-- START OF Exercise input --

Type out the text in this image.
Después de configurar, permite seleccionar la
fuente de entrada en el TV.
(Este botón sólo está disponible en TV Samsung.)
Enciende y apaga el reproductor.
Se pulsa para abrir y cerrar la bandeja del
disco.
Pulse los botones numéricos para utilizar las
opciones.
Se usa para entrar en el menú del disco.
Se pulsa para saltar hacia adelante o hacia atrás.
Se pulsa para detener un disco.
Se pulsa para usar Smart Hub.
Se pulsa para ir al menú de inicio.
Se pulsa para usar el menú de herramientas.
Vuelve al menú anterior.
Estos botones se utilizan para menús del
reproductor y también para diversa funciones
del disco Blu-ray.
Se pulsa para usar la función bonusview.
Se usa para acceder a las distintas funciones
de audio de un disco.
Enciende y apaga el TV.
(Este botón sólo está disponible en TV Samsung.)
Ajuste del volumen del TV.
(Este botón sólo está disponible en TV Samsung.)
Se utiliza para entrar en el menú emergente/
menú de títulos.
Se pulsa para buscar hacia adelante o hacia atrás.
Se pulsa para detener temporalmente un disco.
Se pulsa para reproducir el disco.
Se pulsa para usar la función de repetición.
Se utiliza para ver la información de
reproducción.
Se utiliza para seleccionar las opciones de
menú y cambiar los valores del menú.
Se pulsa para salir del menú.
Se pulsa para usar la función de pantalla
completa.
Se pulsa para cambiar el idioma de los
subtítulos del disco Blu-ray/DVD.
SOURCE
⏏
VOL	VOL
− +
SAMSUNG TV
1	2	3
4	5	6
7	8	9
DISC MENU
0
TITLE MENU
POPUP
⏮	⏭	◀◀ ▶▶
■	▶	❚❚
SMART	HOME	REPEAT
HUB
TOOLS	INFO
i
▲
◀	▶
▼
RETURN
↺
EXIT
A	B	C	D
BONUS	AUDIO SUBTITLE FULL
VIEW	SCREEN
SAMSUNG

-- END OF Exercise input --

Given exercise ->
Recite the full listing above exactly.

The answer ->
Type out the text in this image.
Después de configurar, permite seleccionar la
fuente de entrada en el TV.
(Este botón sólo está disponible en TV Samsung.)
Enciende y apaga el reproductor.
Se pulsa para abrir y cerrar la bandeja del
disco.
Pulse los botones numéricos para utilizar las
opciones.
Se usa para entrar en el menú del disco.
Se pulsa para saltar hacia adelante o hacia atrás.
Se pulsa para detener un disco.
Se pulsa para usar Smart Hub.
Se pulsa para ir al menú de inicio.
Se pulsa para usar el menú de herramientas.
Vuelve al menú anterior.
Estos botones se utilizan para menús del
reproductor y también para diversa funciones
del disco Blu-ray.
Se pulsa para usar la función bonusview.
Se usa para acceder a las distintas funciones
de audio de un disco.
Enciende y apaga el TV.
(Este botón sólo está disponible en TV Samsung.)
Ajuste del volumen del TV.
(Este botón sólo está disponible en TV Samsung.)
Se utiliza para entrar en el menú emergente/
menú de títulos.
Se pulsa para buscar hacia adelante o hacia atrás.
Se pulsa para detener temporalmente un disco.
Se pulsa para reproducir el disco.
Se pulsa para usar la función de repetición.
Se utiliza para ver la información de
reproducción.
Se utiliza para seleccionar las opciones de
menú y cambiar los valores del menú.
Se pulsa para salir del menú.
Se pulsa para usar la función de pantalla
completa.
Se pulsa para cambiar el idioma de los
subtítulos del disco Blu-ray/DVD.
SOURCE
⏏
VOL	VOL
− +
SAMSUNG TV
1	2	3
4	5	6
7	8	9
DISC MENU
0
TITLE MENU
POPUP
⏮	⏭	◀◀ ▶▶
■	▶	❚❚
SMART	HOME	REPEAT
HUB
TOOLS	INFO
i
▲
◀	▶
▼
RETURN
↺
EXIT
A	B	C	D
BONUS	AUDIO SUBTITLE FULL
VIEW	SCREEN
SAMSUNG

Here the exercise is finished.